_Material provided_:

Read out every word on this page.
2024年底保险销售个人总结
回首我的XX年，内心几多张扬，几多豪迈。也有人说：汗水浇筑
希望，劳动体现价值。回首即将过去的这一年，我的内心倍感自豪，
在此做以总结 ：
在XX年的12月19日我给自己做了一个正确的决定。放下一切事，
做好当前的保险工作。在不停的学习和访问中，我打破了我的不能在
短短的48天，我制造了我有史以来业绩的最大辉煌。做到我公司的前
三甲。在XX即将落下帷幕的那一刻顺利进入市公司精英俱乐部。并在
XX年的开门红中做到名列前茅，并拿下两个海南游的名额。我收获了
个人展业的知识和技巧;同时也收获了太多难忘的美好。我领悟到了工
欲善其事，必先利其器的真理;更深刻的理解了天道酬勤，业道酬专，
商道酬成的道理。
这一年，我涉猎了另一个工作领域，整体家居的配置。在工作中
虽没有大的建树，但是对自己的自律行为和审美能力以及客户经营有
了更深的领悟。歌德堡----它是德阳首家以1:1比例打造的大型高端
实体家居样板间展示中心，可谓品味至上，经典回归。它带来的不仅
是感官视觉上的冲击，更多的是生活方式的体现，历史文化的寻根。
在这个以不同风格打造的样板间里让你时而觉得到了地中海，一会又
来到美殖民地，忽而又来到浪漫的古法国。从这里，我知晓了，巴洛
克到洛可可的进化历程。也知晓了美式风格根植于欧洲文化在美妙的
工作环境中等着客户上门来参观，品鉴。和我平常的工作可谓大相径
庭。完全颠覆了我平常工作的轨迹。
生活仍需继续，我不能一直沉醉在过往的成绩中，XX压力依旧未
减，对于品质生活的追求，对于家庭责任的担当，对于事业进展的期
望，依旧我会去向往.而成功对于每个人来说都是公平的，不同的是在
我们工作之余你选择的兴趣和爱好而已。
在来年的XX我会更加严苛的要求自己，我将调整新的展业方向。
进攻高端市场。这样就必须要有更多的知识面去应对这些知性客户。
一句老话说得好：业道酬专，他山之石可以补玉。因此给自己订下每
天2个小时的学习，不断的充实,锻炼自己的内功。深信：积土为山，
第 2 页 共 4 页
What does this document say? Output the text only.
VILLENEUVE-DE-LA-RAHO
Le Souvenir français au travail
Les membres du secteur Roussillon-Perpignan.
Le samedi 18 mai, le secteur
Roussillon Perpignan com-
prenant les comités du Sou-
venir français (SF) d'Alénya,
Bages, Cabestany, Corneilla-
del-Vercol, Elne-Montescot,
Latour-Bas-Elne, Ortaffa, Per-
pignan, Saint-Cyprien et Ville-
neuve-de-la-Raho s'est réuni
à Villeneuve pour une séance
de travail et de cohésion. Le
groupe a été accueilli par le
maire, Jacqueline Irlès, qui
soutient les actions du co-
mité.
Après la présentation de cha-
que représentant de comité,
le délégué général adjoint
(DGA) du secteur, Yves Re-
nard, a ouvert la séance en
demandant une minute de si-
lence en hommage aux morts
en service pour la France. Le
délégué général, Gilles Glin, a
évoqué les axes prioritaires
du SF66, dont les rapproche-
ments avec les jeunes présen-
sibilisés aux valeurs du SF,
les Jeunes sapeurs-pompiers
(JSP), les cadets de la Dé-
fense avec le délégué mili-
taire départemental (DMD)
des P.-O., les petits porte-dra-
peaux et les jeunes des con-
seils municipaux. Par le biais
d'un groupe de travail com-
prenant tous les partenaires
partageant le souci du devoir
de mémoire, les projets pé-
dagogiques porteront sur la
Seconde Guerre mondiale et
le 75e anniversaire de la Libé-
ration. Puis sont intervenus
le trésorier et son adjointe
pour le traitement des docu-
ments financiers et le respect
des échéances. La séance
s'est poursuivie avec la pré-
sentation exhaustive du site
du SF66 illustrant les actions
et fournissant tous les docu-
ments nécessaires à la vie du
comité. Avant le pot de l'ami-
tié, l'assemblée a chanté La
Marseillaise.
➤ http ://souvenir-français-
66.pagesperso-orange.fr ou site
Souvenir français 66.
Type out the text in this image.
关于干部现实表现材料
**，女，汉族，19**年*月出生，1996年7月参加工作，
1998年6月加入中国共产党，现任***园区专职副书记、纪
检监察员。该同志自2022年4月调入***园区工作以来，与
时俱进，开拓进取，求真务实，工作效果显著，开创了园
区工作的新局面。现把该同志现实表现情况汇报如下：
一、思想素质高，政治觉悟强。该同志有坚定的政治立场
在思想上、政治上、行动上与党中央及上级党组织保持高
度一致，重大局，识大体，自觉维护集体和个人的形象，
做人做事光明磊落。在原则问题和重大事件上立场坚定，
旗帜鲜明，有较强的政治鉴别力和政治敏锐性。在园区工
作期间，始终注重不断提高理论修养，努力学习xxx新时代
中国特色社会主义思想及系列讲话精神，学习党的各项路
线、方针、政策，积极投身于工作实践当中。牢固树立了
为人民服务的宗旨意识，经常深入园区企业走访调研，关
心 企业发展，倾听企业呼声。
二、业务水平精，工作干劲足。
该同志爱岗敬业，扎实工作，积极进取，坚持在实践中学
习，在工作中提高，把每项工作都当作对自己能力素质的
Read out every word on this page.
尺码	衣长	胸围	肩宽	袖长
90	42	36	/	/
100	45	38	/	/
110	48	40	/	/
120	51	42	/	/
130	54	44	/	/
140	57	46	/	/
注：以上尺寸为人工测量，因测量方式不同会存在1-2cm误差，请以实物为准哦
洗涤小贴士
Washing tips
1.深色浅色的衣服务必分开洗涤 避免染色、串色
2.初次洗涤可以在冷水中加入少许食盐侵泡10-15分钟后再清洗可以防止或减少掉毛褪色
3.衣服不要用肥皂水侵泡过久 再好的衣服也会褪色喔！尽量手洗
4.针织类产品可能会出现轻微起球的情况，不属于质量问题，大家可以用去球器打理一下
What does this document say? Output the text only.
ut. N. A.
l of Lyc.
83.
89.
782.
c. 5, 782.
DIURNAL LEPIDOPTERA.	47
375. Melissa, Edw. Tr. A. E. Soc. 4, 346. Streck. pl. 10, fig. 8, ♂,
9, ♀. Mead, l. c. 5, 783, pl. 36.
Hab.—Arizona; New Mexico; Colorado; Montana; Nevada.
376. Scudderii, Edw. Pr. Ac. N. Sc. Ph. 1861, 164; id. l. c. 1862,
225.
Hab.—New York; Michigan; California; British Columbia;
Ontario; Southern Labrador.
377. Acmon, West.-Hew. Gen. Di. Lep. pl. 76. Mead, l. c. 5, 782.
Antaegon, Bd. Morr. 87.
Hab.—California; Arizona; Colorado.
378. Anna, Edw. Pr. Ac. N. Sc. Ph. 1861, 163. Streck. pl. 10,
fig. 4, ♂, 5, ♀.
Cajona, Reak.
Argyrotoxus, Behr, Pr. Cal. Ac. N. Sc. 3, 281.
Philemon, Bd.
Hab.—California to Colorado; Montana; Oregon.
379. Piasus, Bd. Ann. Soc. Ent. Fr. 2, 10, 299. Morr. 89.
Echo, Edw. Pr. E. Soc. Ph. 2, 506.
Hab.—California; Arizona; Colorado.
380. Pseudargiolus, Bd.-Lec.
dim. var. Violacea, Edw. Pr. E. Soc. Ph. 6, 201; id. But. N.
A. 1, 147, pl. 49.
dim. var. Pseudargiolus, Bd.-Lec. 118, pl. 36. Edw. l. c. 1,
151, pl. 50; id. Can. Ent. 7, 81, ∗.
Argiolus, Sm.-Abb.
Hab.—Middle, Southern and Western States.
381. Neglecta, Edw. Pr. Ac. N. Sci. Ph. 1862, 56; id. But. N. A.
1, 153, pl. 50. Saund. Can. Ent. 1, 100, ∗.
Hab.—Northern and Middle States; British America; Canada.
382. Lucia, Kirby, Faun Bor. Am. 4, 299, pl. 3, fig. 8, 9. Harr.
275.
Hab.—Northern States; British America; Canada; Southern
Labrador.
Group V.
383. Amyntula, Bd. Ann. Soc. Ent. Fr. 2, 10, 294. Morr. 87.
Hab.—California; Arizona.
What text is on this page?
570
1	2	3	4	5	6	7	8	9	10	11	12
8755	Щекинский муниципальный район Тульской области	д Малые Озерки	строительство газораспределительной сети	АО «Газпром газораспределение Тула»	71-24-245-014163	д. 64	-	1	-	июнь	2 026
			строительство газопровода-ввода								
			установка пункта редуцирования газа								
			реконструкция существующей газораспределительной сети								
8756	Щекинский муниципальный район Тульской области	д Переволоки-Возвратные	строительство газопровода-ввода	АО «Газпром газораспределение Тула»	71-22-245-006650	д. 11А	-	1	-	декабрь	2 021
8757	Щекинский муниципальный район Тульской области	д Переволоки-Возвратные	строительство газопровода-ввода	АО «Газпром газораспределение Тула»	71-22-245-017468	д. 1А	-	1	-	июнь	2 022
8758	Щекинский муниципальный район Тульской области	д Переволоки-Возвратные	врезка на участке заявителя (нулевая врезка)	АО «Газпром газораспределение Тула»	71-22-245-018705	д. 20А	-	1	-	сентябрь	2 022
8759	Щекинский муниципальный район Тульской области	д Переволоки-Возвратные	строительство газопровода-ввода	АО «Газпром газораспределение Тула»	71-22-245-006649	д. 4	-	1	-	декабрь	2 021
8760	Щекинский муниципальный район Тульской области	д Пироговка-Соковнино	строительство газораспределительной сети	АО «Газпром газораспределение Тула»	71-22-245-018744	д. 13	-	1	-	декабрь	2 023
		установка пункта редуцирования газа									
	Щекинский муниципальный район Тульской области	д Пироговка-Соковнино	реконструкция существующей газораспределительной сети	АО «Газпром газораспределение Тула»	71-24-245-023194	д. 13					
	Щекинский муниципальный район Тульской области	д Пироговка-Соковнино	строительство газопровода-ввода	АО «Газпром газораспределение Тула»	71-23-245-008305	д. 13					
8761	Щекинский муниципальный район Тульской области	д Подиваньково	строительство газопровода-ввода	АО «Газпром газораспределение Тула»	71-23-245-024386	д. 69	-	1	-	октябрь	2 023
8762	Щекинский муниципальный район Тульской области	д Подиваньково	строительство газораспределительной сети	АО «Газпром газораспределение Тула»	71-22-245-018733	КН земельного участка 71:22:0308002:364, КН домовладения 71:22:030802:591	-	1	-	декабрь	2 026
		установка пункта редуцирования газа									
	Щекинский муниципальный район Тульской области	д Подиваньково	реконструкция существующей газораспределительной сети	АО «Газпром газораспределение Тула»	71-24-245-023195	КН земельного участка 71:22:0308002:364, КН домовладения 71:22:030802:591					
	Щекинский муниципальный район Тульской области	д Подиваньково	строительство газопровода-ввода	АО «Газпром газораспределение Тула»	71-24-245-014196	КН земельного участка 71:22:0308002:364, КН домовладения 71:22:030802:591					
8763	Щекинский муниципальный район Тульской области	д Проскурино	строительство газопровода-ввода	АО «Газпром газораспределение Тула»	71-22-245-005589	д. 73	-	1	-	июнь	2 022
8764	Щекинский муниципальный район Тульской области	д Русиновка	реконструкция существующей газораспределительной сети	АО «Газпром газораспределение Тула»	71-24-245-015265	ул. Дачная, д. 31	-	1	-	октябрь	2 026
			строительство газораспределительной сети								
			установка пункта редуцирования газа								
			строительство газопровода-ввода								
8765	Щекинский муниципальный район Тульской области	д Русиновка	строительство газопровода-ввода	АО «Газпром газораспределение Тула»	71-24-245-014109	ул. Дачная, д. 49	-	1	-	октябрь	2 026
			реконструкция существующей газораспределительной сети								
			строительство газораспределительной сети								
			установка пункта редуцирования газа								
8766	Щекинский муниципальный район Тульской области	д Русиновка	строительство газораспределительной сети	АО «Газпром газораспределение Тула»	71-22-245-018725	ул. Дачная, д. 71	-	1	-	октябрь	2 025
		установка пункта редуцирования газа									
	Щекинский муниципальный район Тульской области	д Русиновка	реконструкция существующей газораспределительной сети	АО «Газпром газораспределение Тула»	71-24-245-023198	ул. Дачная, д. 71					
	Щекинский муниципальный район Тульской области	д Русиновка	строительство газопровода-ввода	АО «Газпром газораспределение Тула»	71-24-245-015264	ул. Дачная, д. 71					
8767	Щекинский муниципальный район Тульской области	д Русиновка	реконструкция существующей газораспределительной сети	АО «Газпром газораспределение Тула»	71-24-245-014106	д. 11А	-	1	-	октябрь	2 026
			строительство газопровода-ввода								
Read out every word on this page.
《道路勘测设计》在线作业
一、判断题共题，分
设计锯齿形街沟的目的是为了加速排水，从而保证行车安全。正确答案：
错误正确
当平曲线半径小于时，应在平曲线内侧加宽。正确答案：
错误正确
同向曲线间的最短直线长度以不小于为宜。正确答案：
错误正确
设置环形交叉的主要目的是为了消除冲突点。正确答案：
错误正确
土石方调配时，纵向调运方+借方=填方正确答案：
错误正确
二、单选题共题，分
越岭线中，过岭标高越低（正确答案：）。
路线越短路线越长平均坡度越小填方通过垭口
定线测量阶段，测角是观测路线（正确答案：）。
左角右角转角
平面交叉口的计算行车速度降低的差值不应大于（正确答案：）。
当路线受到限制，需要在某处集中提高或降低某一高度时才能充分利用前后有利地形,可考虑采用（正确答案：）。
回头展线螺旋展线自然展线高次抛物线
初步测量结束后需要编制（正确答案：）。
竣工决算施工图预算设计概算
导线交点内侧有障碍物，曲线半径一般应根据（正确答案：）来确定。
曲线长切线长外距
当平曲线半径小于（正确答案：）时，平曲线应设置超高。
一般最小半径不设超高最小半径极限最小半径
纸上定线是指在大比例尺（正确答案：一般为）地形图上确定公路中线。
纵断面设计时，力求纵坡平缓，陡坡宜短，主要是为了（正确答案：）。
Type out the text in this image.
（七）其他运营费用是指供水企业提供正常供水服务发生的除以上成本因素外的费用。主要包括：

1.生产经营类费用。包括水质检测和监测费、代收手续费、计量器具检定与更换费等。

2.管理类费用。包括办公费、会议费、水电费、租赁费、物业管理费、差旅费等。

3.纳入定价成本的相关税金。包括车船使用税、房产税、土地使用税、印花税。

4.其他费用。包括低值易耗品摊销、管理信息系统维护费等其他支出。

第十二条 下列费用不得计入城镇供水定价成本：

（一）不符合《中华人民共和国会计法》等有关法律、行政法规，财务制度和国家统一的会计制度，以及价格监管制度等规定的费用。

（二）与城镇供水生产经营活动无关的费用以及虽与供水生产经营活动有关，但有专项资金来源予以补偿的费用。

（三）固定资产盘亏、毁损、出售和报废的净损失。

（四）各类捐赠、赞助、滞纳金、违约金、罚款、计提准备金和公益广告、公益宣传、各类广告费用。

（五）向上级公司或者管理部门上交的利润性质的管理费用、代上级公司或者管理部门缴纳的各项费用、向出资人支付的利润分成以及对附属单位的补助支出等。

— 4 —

_Exercise directions_: Scan the material line by line and report each one that contains "prenant".

_Answer for the task_:
prenant les comités du Sou-
prenant tous les partenaires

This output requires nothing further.